__DOCUMENT SECTION__:
***

While the invention has been described with reference to a preferred embodiment, it will be understood by those skilled in the art that various changes may be made and equivalents may be substituted for elements thereof without departing from the scope of the invention. In addition, many modifications may be made to adapt a particular situation or material to the teachings of the invention without departing from the essential scope thereof. Therefore, it is intended that the invention not be limited to the particular embodiment disclosed as the best mode contemplated for carrying out this invention, but that the invention will include all embodiments falling within the scope of the appended claims.

Claims

1. A system to equalize fluid pressure in a compressor having a first portion at a first pressure and a second portion at a second pressure greater than the first pressure, the system comprising:

a housing, the housing comprising:

a first inlet for a fluid, the first inlet for the fluid being in fluid communication with the second portion of the compressor;

a second inlet for the fluid, the second inlet for the fluid being in fluid communication with the second portion of a compressor;

a first outlet for the fluid, the first outlet for the fluid being configured to permit flow of the fluid from the system; and

a second outlet for the fluid, the second outlet for the fluid being in fluid communication with the first portion of the compressor;

a chamber disposed within the housing, the chamber being in fluid communication with the first inlet, the second inlet, the first outlet and the second outlet;

a piston slidably disposed within the chamber between a first position and a second position, wherein the first inlet and the first outlet are in fluid communication upon the piston being in the first position and the second inlet and the second outlet are in fluid communication upon the piston being in the second position;

means for moving the piston in the chamber between the first position and the second position; and

wherein the means for moving the piston in the chamber positions the piston in the second position in response to the compressor not being in operation, thereby permitting the fluid at the second pressure to flow through the second outlet to the first portion of the compressor to equalize pressure in the compressor.

***

__EXERCISES__:
(a) Answer these from the compressor patent text:
(i) What is the second outlet for the fluid in fluid communication with?
(ii) Within what is the piston slidably disposed?
(iii) According to the opening paragraph, what is the invention intended to include?
(b) From the compressor patent text, extract word for word the part that opens with the words containing "While the invention" and closes with "the appended claims.".
(c) Write what comes next in the compressor patent text, starting after its last sentence.
The data have no connection to the compressor patent text.

__INFORMATION GIVEN__:
***

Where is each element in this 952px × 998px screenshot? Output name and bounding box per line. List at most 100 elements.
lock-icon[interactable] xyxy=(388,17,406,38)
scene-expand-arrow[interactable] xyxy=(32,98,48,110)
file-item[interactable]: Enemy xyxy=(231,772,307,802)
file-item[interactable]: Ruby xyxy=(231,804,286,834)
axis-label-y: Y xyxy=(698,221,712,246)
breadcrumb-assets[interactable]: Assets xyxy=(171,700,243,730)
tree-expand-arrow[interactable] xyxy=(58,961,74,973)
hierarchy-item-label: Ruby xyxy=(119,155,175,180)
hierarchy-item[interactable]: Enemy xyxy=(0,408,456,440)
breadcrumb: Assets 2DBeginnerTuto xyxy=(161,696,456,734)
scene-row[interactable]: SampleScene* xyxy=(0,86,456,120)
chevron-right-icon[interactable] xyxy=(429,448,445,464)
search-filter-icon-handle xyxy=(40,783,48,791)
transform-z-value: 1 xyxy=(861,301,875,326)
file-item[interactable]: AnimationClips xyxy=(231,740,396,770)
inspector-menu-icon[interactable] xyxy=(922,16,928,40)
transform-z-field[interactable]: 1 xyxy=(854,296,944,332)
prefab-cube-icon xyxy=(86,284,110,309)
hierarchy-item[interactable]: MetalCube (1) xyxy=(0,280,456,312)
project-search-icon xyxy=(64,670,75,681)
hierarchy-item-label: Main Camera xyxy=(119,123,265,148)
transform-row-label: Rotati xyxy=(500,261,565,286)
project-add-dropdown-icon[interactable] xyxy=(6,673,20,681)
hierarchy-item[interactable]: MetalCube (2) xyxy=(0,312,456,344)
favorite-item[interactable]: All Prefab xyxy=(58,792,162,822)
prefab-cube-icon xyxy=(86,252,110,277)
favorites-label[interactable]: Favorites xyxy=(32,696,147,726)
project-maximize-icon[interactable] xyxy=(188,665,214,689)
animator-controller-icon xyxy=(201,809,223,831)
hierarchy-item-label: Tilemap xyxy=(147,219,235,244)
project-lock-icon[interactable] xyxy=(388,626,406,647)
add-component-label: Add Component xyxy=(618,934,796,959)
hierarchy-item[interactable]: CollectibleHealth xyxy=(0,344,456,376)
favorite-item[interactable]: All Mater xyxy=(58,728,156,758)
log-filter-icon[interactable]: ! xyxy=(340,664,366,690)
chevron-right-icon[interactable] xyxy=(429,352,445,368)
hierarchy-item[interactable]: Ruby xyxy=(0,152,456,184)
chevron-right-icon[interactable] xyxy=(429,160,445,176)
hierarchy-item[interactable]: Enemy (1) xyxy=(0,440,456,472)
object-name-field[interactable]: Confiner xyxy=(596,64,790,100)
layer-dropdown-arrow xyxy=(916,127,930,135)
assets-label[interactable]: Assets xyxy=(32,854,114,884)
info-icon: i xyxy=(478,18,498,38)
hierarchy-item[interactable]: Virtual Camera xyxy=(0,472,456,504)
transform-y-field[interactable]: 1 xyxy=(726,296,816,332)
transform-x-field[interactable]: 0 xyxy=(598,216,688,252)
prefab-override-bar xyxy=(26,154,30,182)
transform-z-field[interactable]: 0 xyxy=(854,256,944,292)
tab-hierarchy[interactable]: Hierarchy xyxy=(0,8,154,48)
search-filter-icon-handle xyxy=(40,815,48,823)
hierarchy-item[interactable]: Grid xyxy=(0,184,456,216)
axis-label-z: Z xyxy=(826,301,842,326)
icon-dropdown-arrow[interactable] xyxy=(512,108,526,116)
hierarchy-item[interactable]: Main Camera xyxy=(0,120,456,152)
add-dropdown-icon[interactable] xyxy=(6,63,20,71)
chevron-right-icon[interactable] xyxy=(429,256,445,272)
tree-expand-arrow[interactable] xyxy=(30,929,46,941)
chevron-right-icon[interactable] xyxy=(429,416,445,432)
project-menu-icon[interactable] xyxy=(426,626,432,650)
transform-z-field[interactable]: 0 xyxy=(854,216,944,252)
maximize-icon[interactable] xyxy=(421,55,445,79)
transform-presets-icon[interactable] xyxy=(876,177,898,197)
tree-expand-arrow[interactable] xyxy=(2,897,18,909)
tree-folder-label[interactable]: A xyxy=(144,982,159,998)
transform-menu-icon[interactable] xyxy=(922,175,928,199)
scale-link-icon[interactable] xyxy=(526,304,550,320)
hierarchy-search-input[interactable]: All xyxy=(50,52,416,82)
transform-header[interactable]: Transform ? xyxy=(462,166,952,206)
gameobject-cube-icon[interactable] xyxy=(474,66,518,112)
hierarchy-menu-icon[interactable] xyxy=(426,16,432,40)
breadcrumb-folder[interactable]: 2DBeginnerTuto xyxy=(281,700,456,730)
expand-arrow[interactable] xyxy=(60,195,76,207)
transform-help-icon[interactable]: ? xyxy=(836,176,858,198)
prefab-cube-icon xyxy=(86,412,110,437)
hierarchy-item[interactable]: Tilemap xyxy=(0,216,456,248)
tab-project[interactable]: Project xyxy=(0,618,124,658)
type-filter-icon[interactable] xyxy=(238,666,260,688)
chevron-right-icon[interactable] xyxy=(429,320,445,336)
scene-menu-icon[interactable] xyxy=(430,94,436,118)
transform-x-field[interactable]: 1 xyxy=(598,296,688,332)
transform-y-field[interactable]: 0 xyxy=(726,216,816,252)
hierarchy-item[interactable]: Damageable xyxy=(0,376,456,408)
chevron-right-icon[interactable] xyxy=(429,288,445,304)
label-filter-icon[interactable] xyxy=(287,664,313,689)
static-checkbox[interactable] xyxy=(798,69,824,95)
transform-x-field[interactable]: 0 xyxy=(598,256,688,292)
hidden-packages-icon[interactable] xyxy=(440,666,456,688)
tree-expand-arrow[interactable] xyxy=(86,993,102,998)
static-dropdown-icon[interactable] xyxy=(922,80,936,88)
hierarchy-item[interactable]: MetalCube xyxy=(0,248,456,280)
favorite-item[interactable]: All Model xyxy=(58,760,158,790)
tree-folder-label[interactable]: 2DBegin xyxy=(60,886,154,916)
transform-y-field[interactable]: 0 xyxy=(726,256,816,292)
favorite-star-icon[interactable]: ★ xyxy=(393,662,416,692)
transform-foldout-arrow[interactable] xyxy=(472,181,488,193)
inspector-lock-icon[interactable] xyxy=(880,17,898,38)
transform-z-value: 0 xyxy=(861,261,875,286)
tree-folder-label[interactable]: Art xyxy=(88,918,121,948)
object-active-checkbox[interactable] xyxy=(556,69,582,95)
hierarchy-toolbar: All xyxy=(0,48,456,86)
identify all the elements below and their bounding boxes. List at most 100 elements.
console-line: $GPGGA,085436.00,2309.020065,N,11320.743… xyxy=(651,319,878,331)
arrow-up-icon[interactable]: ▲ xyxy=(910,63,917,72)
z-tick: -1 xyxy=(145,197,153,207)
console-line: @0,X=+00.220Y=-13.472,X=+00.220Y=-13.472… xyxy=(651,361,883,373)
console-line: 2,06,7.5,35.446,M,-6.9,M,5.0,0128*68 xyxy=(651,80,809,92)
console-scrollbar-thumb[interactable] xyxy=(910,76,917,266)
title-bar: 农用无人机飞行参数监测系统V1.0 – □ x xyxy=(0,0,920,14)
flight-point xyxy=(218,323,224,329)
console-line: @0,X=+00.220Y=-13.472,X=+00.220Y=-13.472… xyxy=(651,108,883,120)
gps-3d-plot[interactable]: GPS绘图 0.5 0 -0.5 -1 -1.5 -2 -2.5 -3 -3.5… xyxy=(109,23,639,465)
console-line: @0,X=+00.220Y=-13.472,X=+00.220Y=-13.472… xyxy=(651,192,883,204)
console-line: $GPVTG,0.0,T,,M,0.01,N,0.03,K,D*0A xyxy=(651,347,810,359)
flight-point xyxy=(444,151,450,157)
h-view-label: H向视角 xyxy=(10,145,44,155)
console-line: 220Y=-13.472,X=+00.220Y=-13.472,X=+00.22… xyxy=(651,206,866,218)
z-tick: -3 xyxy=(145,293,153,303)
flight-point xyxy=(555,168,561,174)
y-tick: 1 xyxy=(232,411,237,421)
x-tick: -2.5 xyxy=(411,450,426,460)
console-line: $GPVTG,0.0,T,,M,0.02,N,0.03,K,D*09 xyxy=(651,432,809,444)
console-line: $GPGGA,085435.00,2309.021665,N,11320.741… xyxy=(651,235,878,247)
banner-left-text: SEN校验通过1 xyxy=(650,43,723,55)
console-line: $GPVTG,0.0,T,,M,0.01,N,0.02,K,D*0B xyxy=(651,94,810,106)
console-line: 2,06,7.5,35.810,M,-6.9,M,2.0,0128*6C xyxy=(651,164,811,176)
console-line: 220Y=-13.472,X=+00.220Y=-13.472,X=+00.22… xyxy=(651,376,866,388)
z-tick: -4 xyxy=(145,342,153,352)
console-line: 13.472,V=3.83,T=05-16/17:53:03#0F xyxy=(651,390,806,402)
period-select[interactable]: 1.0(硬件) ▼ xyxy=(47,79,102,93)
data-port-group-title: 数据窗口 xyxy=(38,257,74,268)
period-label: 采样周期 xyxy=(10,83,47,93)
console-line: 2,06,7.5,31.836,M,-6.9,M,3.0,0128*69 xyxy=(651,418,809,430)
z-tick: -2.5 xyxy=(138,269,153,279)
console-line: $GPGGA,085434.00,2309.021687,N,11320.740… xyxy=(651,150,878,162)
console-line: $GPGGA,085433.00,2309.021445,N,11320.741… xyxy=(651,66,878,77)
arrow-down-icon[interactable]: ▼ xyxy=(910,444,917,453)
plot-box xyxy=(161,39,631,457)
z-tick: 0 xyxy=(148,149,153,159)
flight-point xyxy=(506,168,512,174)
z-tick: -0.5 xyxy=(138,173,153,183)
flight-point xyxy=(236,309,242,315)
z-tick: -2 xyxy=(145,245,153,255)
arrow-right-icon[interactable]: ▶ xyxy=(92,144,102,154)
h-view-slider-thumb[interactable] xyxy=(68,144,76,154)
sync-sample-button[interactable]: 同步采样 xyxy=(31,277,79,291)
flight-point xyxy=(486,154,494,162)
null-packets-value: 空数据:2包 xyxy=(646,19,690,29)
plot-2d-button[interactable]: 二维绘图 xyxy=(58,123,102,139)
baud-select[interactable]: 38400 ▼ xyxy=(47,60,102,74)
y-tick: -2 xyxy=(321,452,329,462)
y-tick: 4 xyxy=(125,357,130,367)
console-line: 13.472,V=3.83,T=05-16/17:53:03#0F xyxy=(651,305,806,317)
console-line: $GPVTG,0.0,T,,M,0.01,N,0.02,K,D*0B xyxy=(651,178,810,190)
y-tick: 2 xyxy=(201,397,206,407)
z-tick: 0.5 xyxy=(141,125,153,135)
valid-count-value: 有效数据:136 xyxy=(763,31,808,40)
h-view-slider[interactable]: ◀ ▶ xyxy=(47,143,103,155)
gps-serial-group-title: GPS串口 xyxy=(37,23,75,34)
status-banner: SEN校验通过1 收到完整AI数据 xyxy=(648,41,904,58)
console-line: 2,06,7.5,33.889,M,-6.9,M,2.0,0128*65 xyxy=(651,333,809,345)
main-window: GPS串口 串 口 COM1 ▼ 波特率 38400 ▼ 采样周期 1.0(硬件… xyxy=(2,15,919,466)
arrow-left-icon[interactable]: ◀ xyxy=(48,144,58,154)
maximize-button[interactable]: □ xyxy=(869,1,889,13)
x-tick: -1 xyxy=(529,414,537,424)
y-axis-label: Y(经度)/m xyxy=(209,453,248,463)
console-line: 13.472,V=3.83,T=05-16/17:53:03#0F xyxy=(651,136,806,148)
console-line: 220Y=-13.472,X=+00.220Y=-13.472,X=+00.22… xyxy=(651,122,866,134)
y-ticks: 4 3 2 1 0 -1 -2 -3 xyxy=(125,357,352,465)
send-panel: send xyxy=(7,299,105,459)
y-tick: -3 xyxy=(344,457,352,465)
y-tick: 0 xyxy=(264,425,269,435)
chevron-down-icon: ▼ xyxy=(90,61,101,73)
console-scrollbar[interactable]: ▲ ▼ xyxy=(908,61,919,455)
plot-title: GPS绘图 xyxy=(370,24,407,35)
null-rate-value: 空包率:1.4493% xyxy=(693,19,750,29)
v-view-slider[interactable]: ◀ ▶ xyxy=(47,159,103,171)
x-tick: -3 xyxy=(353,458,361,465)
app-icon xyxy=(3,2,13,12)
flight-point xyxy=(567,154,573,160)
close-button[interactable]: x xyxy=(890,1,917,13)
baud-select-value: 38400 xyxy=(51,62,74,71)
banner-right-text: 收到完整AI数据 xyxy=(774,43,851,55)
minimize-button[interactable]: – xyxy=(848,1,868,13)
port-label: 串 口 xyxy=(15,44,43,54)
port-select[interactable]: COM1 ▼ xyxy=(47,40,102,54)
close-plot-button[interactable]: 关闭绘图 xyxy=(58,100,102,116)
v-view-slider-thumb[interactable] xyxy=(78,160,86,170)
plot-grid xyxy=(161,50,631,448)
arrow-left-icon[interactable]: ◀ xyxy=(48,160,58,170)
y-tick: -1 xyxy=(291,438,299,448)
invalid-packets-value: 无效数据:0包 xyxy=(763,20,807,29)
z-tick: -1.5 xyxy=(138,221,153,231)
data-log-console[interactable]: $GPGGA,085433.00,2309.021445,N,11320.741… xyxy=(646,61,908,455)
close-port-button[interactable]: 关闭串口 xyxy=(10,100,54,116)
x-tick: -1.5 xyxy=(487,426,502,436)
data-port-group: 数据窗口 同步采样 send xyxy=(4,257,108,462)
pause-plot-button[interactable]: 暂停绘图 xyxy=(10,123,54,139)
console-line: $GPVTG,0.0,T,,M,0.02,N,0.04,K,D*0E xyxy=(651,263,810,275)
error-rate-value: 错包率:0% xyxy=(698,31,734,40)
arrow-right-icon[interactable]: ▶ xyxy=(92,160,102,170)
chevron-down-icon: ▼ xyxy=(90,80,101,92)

***

__ANSWER SET__:
(a)
(i) The first portion of the compressor.
(ii) The chamber.
(iii) All embodiments falling within the scope of the appended claims.

(b)
While the invention has been described with reference to a preferred embodiment, it will be understood by those skilled in the art that various changes may be made and equivalents may be substituted for elements thereof without departing from the scope of the invention. In addition, many modifications may be made to adapt a particular situation or material to the teachings of the invention without departing from the essential scope thereof. Therefore, it is intended that the invention not be limited to the particular embodiment disclosed as the best mode contemplated for carrying out this invention, but that the invention will include all embodiments falling within the scope of the appended claims.

(c)
2. The system of claim 1 wherein the piston includes a channel, the channel being configured to provide a passage for the fluid between the first inlet and the first outlet upon the piston being in the first position and to provide a passage for the fluid between the second inlet and the second outlet upon the piston being in the second position.

3. The system of claim 2 wherein the channel is disposed around a perimeter of the piston.

4. The system of claim 2 wherein the channel is disposed through the piston.

5. The system of claim 1 wherein the means for moving the piston further comprises:

means for urging the piston into the first position using an operating feature of a compressor; and

means for positioning the piston into the second position from the first position.

6. The system of claim 5 wherein the means for urging the piston into the first position comprises means for urging the piston into the first position using oil from the compressor.

7. The system of claim 6 wherein the means for urging the piston into the first position using oil from the compressor comprises an oil inlet, the oil inlet being disposed in the housing and being in fluid communication with the chamber.

8. The system of claim 7 wherein oil from the compressor flows through the oil inlet and urges the piston into the first position upon the compressor being in operation.

9. The system of claim 5 wherein the means for urging the piston into the first position comprises means for urging the piston into the first position using torque from the compressor.

10. The system of claim 5 wherein the means for urging the piston into the first position comprises means for urging the piston into the first position using magnetic forces.

11. The system of claim 5 wherein the means for positioning the piston into the second position comprises a spring.

12. The system of claim 11 wherein the spring comprises an extension spring.

13. The system of claim 1 wherein the piston is configured to prevent the fluid from passing through the second inlet and the second outlet upon the piston being in the first position and to prevent the fluid from passing through the first inlet and the first outlet upon the piston being in the second position.

14. The system of claim 5 wherein the means for urging the piston into the first position comprises means for urging the piston into the first position using a flow of compressed gas.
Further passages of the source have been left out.